| Dataset entries |
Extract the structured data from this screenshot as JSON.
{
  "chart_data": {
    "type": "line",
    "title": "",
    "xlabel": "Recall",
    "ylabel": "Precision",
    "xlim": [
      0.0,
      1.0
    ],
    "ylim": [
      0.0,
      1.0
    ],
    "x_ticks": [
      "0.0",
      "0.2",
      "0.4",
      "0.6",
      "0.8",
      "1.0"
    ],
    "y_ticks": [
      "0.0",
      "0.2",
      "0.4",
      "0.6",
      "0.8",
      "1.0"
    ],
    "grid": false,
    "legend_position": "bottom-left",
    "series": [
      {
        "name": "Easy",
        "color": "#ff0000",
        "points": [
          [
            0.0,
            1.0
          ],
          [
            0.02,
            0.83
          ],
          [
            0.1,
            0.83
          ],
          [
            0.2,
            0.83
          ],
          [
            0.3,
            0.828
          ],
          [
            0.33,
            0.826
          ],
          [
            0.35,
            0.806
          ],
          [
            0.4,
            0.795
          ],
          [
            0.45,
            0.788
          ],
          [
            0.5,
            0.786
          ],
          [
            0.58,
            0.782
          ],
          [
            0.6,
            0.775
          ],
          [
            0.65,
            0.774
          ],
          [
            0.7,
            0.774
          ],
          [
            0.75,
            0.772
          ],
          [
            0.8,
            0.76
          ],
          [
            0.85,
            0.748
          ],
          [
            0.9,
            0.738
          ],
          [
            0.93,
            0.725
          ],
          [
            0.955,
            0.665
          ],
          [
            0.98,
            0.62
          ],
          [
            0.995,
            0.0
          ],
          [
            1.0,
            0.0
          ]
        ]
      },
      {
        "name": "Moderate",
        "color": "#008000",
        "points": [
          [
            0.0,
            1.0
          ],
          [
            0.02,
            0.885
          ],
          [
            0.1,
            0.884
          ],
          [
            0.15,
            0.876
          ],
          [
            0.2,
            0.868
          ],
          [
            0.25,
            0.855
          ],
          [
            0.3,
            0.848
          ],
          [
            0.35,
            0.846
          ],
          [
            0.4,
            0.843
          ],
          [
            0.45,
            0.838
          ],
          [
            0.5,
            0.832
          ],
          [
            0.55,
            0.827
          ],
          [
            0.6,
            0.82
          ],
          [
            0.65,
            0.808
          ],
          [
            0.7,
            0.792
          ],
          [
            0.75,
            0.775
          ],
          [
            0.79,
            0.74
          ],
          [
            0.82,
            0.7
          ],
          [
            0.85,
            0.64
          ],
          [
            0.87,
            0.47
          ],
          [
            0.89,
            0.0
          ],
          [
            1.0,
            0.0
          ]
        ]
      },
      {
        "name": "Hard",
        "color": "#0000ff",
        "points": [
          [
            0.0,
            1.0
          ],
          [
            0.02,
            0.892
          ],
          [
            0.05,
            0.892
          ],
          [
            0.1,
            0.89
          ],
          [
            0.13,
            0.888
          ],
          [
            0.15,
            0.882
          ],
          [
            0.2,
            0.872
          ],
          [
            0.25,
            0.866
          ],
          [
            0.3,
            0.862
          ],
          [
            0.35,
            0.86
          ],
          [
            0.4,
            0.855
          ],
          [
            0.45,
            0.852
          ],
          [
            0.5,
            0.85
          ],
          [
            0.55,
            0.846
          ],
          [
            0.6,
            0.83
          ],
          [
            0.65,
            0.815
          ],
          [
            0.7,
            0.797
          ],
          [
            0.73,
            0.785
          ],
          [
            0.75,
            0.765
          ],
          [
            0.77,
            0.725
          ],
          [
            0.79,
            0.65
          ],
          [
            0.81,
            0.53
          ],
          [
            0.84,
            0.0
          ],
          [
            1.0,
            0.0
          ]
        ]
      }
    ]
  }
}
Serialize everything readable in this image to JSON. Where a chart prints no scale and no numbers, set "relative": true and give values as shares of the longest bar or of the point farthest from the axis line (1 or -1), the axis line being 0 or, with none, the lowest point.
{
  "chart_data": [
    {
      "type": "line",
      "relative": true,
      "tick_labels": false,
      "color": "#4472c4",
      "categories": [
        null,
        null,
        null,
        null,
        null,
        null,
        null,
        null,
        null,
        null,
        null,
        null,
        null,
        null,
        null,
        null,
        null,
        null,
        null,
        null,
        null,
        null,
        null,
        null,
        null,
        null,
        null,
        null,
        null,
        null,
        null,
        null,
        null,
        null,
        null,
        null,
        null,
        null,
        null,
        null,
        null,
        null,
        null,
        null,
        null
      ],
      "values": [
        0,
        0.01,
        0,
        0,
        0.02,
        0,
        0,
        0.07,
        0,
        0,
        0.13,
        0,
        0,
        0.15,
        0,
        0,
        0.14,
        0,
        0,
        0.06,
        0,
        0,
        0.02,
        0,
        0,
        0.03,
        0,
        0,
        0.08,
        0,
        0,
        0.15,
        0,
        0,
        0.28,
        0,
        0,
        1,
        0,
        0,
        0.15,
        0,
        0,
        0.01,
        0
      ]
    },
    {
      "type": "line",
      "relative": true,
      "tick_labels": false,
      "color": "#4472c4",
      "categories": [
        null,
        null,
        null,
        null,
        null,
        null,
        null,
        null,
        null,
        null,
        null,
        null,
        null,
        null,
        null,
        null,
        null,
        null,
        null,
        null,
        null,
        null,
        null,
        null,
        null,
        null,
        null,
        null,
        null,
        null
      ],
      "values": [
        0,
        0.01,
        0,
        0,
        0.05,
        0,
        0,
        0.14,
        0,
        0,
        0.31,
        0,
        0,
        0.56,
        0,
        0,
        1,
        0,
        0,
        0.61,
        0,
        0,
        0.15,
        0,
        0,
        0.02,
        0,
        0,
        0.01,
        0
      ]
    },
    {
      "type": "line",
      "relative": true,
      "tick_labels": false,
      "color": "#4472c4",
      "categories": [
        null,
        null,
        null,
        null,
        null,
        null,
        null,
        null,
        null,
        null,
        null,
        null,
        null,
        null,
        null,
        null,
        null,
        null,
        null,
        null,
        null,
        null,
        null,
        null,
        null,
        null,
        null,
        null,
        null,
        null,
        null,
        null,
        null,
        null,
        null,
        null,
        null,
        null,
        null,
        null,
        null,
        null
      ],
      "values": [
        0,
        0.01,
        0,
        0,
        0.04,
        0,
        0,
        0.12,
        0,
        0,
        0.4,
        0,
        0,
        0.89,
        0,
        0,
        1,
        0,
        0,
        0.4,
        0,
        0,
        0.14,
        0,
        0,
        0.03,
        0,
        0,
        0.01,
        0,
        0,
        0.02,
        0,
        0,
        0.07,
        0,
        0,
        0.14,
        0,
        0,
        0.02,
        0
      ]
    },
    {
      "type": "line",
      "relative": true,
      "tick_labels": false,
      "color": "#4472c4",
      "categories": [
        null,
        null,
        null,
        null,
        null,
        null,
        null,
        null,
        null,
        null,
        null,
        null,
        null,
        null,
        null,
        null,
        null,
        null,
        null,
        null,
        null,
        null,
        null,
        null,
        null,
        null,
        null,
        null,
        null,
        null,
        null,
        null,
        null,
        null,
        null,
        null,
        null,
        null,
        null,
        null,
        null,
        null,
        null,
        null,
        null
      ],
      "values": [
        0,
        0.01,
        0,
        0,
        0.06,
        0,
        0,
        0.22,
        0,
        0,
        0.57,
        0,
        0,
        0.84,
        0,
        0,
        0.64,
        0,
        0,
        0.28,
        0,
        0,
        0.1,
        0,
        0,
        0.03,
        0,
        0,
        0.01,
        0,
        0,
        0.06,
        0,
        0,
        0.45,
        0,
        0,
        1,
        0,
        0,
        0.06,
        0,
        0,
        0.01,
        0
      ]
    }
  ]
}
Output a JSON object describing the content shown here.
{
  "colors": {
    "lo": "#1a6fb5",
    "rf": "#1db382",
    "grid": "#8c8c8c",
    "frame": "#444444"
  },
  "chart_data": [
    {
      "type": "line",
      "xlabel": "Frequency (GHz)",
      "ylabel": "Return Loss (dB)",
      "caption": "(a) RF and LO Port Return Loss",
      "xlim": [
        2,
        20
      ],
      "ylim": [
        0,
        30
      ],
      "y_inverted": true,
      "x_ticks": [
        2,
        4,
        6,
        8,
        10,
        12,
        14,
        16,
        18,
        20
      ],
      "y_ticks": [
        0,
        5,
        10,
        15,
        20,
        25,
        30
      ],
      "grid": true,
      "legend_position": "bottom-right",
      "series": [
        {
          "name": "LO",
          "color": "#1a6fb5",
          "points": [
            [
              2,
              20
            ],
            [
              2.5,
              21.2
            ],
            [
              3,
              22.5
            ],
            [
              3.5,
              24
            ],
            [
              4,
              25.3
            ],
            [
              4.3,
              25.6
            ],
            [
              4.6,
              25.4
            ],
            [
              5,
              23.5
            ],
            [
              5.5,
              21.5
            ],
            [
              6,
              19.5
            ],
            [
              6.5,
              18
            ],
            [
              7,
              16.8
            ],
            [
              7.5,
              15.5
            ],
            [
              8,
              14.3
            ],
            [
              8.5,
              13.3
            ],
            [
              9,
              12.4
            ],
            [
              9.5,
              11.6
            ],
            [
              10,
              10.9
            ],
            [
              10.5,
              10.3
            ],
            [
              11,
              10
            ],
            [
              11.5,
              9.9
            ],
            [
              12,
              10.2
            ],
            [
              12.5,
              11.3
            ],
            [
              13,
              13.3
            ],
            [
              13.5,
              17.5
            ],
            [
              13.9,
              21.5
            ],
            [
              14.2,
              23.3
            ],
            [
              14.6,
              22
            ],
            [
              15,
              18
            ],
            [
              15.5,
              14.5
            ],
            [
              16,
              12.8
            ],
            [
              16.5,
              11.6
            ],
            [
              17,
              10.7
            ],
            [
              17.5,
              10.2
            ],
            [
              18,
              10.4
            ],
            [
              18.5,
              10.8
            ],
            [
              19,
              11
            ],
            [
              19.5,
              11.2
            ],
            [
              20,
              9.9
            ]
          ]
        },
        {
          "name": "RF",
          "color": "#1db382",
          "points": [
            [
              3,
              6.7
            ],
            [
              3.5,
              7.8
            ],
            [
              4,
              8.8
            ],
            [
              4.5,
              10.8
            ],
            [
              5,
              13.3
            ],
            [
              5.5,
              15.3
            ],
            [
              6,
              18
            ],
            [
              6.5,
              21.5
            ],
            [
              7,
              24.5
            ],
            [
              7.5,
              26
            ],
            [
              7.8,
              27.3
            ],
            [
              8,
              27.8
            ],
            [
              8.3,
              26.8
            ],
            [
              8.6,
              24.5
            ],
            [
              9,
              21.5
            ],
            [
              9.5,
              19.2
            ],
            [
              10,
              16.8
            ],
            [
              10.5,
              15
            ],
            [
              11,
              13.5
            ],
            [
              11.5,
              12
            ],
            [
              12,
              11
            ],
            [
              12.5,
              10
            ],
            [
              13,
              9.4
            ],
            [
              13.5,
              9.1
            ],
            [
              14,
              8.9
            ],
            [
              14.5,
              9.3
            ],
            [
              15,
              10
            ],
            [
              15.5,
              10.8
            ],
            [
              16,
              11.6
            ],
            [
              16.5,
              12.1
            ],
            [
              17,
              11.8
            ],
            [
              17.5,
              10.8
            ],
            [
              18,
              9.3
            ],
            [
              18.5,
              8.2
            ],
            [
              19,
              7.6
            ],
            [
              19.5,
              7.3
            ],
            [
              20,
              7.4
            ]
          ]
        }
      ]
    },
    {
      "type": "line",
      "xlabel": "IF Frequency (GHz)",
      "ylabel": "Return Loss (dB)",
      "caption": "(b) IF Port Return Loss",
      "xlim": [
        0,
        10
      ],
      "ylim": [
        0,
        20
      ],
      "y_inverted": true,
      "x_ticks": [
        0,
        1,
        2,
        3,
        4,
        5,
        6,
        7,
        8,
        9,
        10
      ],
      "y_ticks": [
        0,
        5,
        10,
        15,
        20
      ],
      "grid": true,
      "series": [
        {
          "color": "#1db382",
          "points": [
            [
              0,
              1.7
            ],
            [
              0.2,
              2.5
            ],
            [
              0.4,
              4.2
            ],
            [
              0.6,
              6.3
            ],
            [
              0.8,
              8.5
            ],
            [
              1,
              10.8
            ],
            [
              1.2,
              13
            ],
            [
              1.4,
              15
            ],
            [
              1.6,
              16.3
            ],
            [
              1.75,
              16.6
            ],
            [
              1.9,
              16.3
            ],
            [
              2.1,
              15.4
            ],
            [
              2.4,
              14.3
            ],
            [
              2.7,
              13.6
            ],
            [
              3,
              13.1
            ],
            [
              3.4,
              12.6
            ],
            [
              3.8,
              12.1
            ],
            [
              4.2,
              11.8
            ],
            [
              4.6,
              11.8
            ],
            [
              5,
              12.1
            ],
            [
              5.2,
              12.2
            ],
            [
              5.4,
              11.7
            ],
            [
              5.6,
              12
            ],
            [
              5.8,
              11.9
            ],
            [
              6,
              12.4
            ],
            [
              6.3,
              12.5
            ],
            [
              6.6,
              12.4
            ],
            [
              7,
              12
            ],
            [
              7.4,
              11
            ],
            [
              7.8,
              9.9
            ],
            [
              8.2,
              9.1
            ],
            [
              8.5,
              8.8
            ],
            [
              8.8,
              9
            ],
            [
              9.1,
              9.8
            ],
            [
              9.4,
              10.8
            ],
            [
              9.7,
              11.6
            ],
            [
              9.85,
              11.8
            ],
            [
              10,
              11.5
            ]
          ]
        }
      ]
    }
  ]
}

| Given instruction |
Gather each line of the records holding the string "JSON".

| Complete response |
Extract the structured data from this screenshot as JSON.
Serialize everything readable in this image to JSON. Where a chart prints no scale and no numbers, set "relative": true and give values as shares of the longest bar or of the point farthest from the axis line (1 or -1), the axis line being 0 or, with none, the lowest point.
Output a JSON object describing the content shown here.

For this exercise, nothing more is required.